_GIVEN TASK_
Quote the listing below in full and exactly as written, but omit every picture.

* Start DATASET RECORDS *

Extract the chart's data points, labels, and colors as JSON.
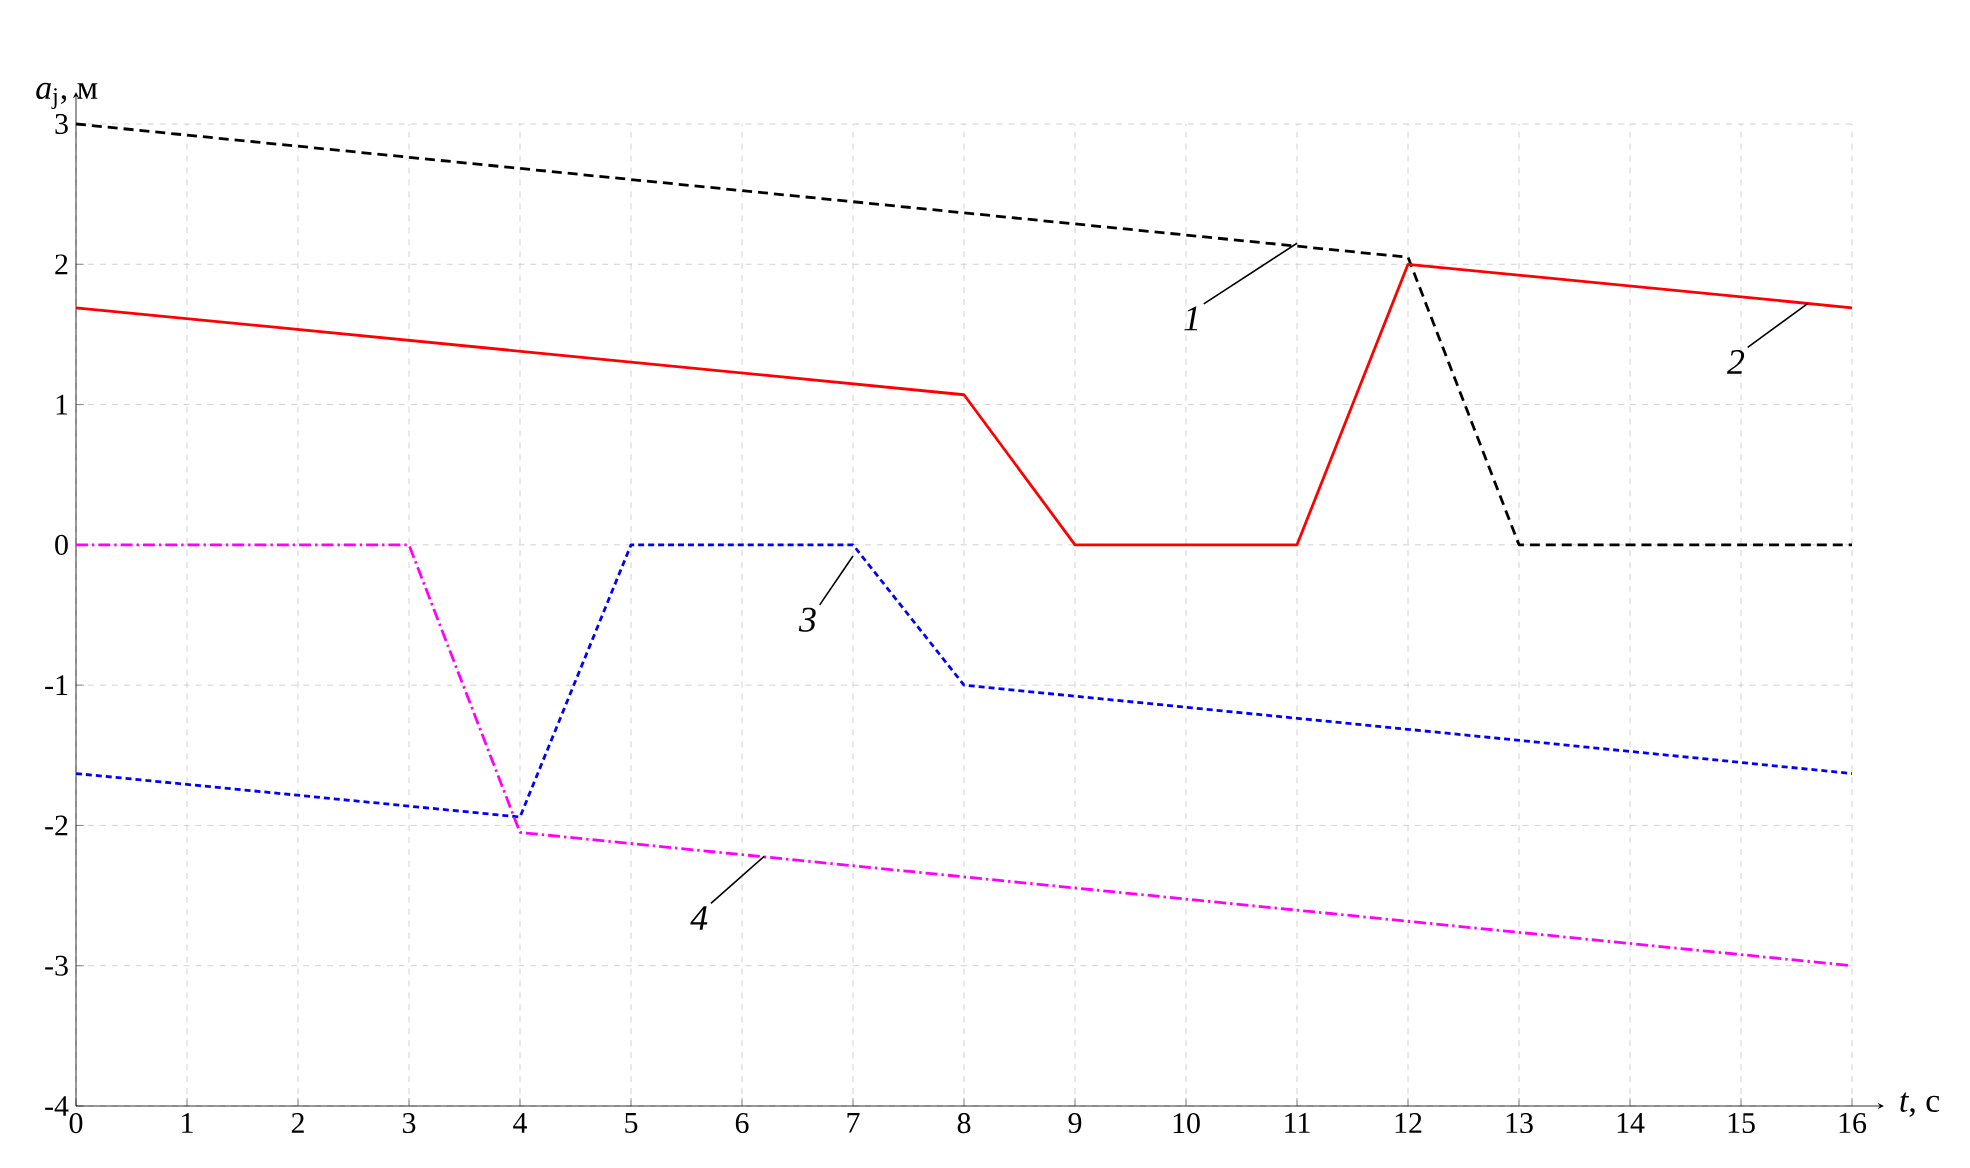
{
  "chart_data": {
    "type": "line",
    "xlabel": "*t*, с",
    "ylabel": "*a*$_{j}$, м",
    "xlim": [
      0,
      16
    ],
    "ylim": [
      -4,
      3
    ],
    "xticks": [
      0,
      1,
      2,
      3,
      4,
      5,
      6,
      7,
      8,
      9,
      10,
      11,
      12,
      13,
      14,
      15,
      16
    ],
    "yticks": [
      -4,
      -3,
      -2,
      -1,
      0,
      1,
      2,
      3
    ],
    "grid": true,
    "marker": "none",
    "series": [
      {
        "color": "#000000",
        "line_style": "dashed",
        "x": [
          0,
          12,
          13,
          16
        ],
        "values": [
          3,
          2.05,
          0,
          0
        ]
      },
      {
        "color": "#ff0000",
        "line_style": "solid",
        "x": [
          0,
          8,
          9,
          11,
          12,
          16
        ],
        "values": [
          1.69,
          1.07,
          0,
          0,
          2.0,
          1.69
        ]
      },
      {
        "color": "#0000ff",
        "line_style": "dotted",
        "x": [
          0,
          4,
          5,
          7,
          8,
          16
        ],
        "values": [
          -1.63,
          -1.94,
          0,
          0,
          -1.0,
          -1.63
        ]
      },
      {
        "color": "#ff00ff",
        "line_style": "dashdot",
        "x": [
          0,
          3,
          4,
          16
        ],
        "values": [
          0,
          0,
          -2.05,
          -3.0
        ]
      }
    ],
    "annotations": [
      {
        "text": "1",
        "x": 11,
        "y": 2.15
      },
      {
        "text": "2",
        "x": 15.6,
        "y": 1.72
      },
      {
        "text": "3",
        "x": 7,
        "y": -0.08
      },
      {
        "text": "4",
        "x": 6.2,
        "y": -2.22
      }
    ]
  }
}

* End DATASET RECORDS *

_SOLUTION TO THIS TASK_
Extract the chart's data points, labels, and colors as JSON.
{
  "chart_data": {
    "type": "line",
    "xlabel": "*t*, с",
    "ylabel": "*a*$_{j}$, м",
    "xlim": [
      0,
      16
    ],
    "ylim": [
      -4,
      3
    ],
    "xticks": [
      0,
      1,
      2,
      3,
      4,
      5,
      6,
      7,
      8,
      9,
      10,
      11,
      12,
      13,
      14,
      15,
      16
    ],
    "yticks": [
      -4,
      -3,
      -2,
      -1,
      0,
      1,
      2,
      3
    ],
    "grid": true,
    "marker": "none",
    "series": [
      {
        "color": "#000000",
        "line_style": "dashed",
        "x": [
          0,
          12,
          13,
          16
        ],
        "values": [
          3,
          2.05,
          0,
          0
        ]
      },
      {
        "color": "#ff0000",
        "line_style": "solid",
        "x": [
          0,
          8,
          9,
          11,
          12,
          16
        ],
        "values": [
          1.69,
          1.07,
          0,
          0,
          2.0,
          1.69
        ]
      },
      {
        "color": "#0000ff",
        "line_style": "dotted",
        "x": [
          0,
          4,
          5,
          7,
          8,
          16
        ],
        "values": [
          -1.63,
          -1.94,
          0,
          0,
          -1.0,
          -1.63
        ]
      },
      {
        "color": "#ff00ff",
        "line_style": "dashdot",
        "x": [
          0,
          3,
          4,
          16
        ],
        "values": [
          0,
          0,
          -2.05,
          -3.0
        ]
      }
    ],
    "annotations": [
      {
        "text": "1",
        "x": 11,
        "y": 2.15
      },
      {
        "text": "2",
        "x": 15.6,
        "y": 1.72
      },
      {
        "text": "3",
        "x": 7,
        "y": -0.08
      },
      {
        "text": "4",
        "x": 6.2,
        "y": -2.22
      }
    ]
  }
}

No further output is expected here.